## begin EXCERPTED DATA

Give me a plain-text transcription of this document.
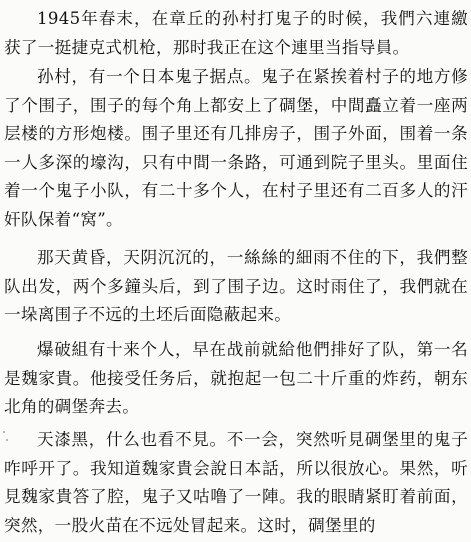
1945年春末，在章丘的孙村打鬼子的时候，我們六連繳获了一挺捷克式机枪，那时我正在这个連里当指导員。

孙村，有一个日本鬼子据点。鬼子在紧挨着村子的地方修了个围子，围子的每个角上都安上了碉堡，中間矗立着一座两层楼的方形炮楼。围子里还有几排房子，围子外面，围着一条一人多深的壕沟，只有中間一条路，可通到院子里头。里面住着一个鬼子小队，有二十多个人，在村子里还有二百多人的汗奸队保着“窝”。

那天黄昏，天阴沉沉的，一絲絲的細雨不住的下，我們整队出发，两个多鐘头后，到了围子边。这时雨住了，我們就在一垛离围子不远的土坯后面隐蔽起来。

爆破組有十来个人，早在战前就給他們排好了队，第一名是魏家貴。他接受任务后，就抱起一包二十斤重的炸药，朝东北角的碉堡奔去。

天漆黑，什么也看不見。不一会，突然听見碉堡里的鬼子咋呼开了。我知道魏家貴会說日本話，所以很放心。果然，听見魏家貴答了腔，鬼子又咕噜了一陣。我的眼睛紧盯着前面，突然，一股火苗在不远处冒起来。这时，碉堡里的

## end EXCERPTED DATA

DESCRIPTION OF THE TASK =>
The data above should be repeated exactly, minus any pictures.

CORRECT OUTPUT =>
Give me a plain-text transcription of this document.
1945年春末，在章丘的孙村打鬼子的时候，我們六連繳获了一挺捷克式机枪，那时我正在这个連里当指导員。

孙村，有一个日本鬼子据点。鬼子在紧挨着村子的地方修了个围子，围子的每个角上都安上了碉堡，中間矗立着一座两层楼的方形炮楼。围子里还有几排房子，围子外面，围着一条一人多深的壕沟，只有中間一条路，可通到院子里头。里面住着一个鬼子小队，有二十多个人，在村子里还有二百多人的汗奸队保着“窝”。

那天黄昏，天阴沉沉的，一絲絲的細雨不住的下，我們整队出发，两个多鐘头后，到了围子边。这时雨住了，我們就在一垛离围子不远的土坯后面隐蔽起来。

爆破組有十来个人，早在战前就給他們排好了队，第一名是魏家貴。他接受任务后，就抱起一包二十斤重的炸药，朝东北角的碉堡奔去。

天漆黑，什么也看不見。不一会，突然听見碉堡里的鬼子咋呼开了。我知道魏家貴会說日本話，所以很放心。果然，听見魏家貴答了腔，鬼子又咕噜了一陣。我的眼睛紧盯着前面，突然，一股火苗在不远处冒起来。这时，碉堡里的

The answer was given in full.